On marche : festival de danse contemporaine à Marrakech

Non, I/O Gazette ne s’est pas déplacé à un meeting d’Emmanuel Macron, mais à la 12e édition du festival marrakchi de danse contemporaine On marche, dirigé par Taoufiq Izeddiou. Reportage de quatre journées de spectacles et de rencontres sous le soleil marocain.

Début mars, le choc est brutal : on passe des 6 degrés parisiens aux 25 degrés de cette fin d’après-midi sur le tarmac de Marrakech. Inauguré à grands frais pour la Cop22 l’année dernière, le nouvel aéroport est le symbole d’une ville qui bouge. On marche témoigne que l’enjeu de modernité n’est pas seulement économique, mais aussi culturel : il s’agit autant de présenter aux programmateurs et professionnels un showcase de performers marocains que de réunir des danseurs et chorégraphes du monde entier, débutants comme confirmés. Parmi ces derniers, pour cette soirée à l’Esav (École supérieure des arts visuels), Bernardo Montet présente « Le Soleil du nom », une courte performance pluridisciplinaire. Tout y est question de circulation d’énergie, d’abord via la vidéo de ce qu’on pourrait qualifier de « tao de l’air » ; puis la prolongation dansée sur scène et ce « tao du son » – frottements sur une guitare électrique trafiquée, à même le sol. À la fois incise et caisse de résonance, les mots lus en arabe par Abdallah Zrika nous laissent un peu lost in translation – on aurait préféré des surtitres –, mais on y perçoit tout de même la force de la litanie ontologique. Un spectacle envoûtant, qui restera directement collé au système nerveux jusqu’au soir, où tout le monde se retrouve pour un dîner dans le patio de la Taverne, restaurant de tagines en face du cinéma Le Colisée.

Travail demandé:
Pouvez-vous recopier fidèlement le passage du reportage sur le festival On marche, de « On marche : festival » à « le soleil marocain. » ?

Extrait de données:
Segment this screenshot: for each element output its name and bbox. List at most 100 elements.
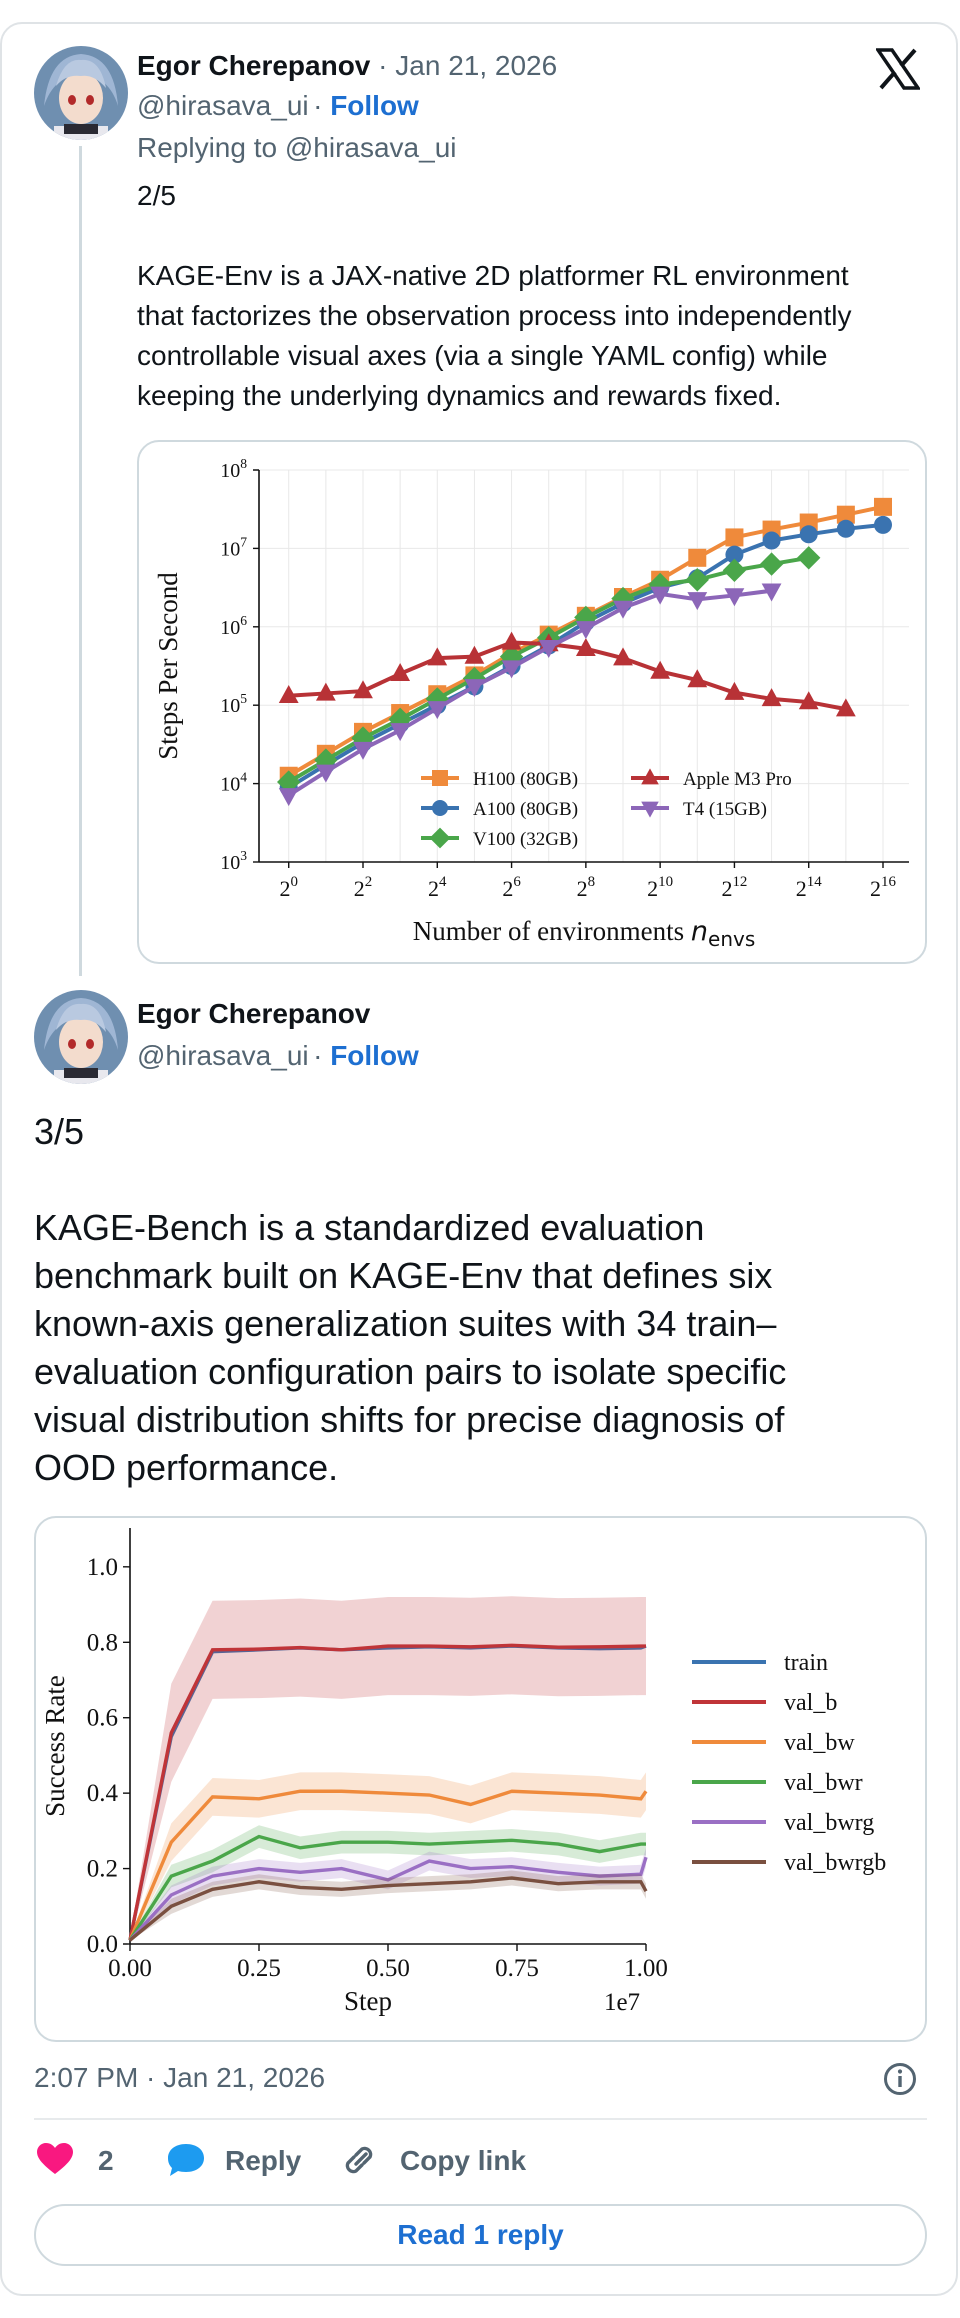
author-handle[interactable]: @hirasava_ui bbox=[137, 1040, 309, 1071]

Réponse complète:
On marche : festival de danse contemporaine à Marrakech

Non, I/O Gazette ne s’est pas déplacé à un meeting d’Emmanuel Macron, mais à la 12e édition du festival marrakchi de danse contemporaine On marche, dirigé par Taoufiq Izeddiou. Reportage de quatre journées de spectacles et de rencontres sous le soleil marocain.